● **Problem details**
Reproduce the material in full, unchanged.

● **Data for processing**
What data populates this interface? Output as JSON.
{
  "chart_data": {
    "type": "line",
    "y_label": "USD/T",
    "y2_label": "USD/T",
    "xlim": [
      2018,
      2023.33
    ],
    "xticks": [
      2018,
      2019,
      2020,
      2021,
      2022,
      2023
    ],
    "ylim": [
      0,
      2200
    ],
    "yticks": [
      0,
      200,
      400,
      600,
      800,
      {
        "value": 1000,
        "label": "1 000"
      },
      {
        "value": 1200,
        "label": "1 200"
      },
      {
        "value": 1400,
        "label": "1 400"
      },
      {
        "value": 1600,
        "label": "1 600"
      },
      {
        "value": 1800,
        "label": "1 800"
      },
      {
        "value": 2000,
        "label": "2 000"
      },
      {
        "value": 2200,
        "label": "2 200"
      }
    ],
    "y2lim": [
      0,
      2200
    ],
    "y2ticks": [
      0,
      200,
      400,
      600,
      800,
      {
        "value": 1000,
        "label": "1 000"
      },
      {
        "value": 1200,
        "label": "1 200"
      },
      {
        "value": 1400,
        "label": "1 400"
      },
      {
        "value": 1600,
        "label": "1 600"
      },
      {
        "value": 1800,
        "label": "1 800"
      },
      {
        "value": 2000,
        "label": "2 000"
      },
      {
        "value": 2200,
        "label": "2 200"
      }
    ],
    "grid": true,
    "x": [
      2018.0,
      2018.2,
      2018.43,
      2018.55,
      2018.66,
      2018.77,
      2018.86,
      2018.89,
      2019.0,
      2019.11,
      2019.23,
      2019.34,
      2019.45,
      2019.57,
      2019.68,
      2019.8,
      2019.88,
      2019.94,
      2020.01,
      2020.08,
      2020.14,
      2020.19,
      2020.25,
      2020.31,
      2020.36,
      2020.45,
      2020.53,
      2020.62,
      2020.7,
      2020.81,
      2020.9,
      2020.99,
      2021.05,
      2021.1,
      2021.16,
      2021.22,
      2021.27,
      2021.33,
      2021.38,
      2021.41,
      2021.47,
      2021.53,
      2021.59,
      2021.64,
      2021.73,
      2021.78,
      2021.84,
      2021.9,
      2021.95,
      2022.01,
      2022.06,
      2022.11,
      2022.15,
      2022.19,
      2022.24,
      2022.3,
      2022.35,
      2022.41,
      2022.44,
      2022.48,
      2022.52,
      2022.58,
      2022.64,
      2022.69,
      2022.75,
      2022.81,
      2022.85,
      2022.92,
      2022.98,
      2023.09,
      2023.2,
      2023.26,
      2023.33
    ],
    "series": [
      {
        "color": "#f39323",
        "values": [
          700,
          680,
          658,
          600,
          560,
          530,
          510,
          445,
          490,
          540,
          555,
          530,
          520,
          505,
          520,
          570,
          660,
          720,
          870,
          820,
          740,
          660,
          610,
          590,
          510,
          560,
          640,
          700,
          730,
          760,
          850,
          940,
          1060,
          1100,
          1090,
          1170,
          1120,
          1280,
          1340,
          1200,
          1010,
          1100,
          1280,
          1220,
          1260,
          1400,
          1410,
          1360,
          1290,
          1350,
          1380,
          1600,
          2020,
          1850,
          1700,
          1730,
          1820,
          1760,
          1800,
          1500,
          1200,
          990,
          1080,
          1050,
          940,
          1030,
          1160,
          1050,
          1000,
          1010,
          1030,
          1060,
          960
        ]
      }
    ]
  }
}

● **Final answer**
What data populates this interface? Output as JSON.
{
  "chart_data": {
    "type": "line",
    "y_label": "USD/T",
    "y2_label": "USD/T",
    "xlim": [
      2018,
      2023.33
    ],
    "xticks": [
      2018,
      2019,
      2020,
      2021,
      2022,
      2023
    ],
    "ylim": [
      0,
      2200
    ],
    "yticks": [
      0,
      200,
      400,
      600,
      800,
      {
        "value": 1000,
        "label": "1 000"
      },
      {
        "value": 1200,
        "label": "1 200"
      },
      {
        "value": 1400,
        "label": "1 400"
      },
      {
        "value": 1600,
        "label": "1 600"
      },
      {
        "value": 1800,
        "label": "1 800"
      },
      {
        "value": 2000,
        "label": "2 000"
      },
      {
        "value": 2200,
        "label": "2 200"
      }
    ],
    "y2lim": [
      0,
      2200
    ],
    "y2ticks": [
      0,
      200,
      400,
      600,
      800,
      {
        "value": 1000,
        "label": "1 000"
      },
      {
        "value": 1200,
        "label": "1 200"
      },
      {
        "value": 1400,
        "label": "1 400"
      },
      {
        "value": 1600,
        "label": "1 600"
      },
      {
        "value": 1800,
        "label": "1 800"
      },
      {
        "value": 2000,
        "label": "2 000"
      },
      {
        "value": 2200,
        "label": "2 200"
      }
    ],
    "grid": true,
    "x": [
      2018.0,
      2018.2,
      2018.43,
      2018.55,
      2018.66,
      2018.77,
      2018.86,
      2018.89,
      2019.0,
      2019.11,
      2019.23,
      2019.34,
      2019.45,
      2019.57,
      2019.68,
      2019.8,
      2019.88,
      2019.94,
      2020.01,
      2020.08,
      2020.14,
      2020.19,
      2020.25,
      2020.31,
      2020.36,
      2020.45,
      2020.53,
      2020.62,
      2020.7,
      2020.81,
      2020.9,
      2020.99,
      2021.05,
      2021.1,
      2021.16,
      2021.22,
      2021.27,
      2021.33,
      2021.38,
      2021.41,
      2021.47,
      2021.53,
      2021.59,
      2021.64,
      2021.73,
      2021.78,
      2021.84,
      2021.9,
      2021.95,
      2022.01,
      2022.06,
      2022.11,
      2022.15,
      2022.19,
      2022.24,
      2022.3,
      2022.35,
      2022.41,
      2022.44,
      2022.48,
      2022.52,
      2022.58,
      2022.64,
      2022.69,
      2022.75,
      2022.81,
      2022.85,
      2022.92,
      2022.98,
      2023.09,
      2023.2,
      2023.26,
      2023.33
    ],
    "series": [
      {
        "color": "#f39323",
        "values": [
          700,
          680,
          658,
          600,
          560,
          530,
          510,
          445,
          490,
          540,
          555,
          530,
          520,
          505,
          520,
          570,
          660,
          720,
          870,
          820,
          740,
          660,
          610,
          590,
          510,
          560,
          640,
          700,
          730,
          760,
          850,
          940,
          1060,
          1100,
          1090,
          1170,
          1120,
          1280,
          1340,
          1200,
          1010,
          1100,
          1280,
          1220,
          1260,
          1400,
          1410,
          1360,
          1290,
          1350,
          1380,
          1600,
          2020,
          1850,
          1700,
          1730,
          1820,
          1760,
          1800,
          1500,
          1200,
          990,
          1080,
          1050,
          940,
          1030,
          1160,
          1050,
          1000,
          1010,
          1030,
          1060,
          960
        ]
      }
    ]
  }
}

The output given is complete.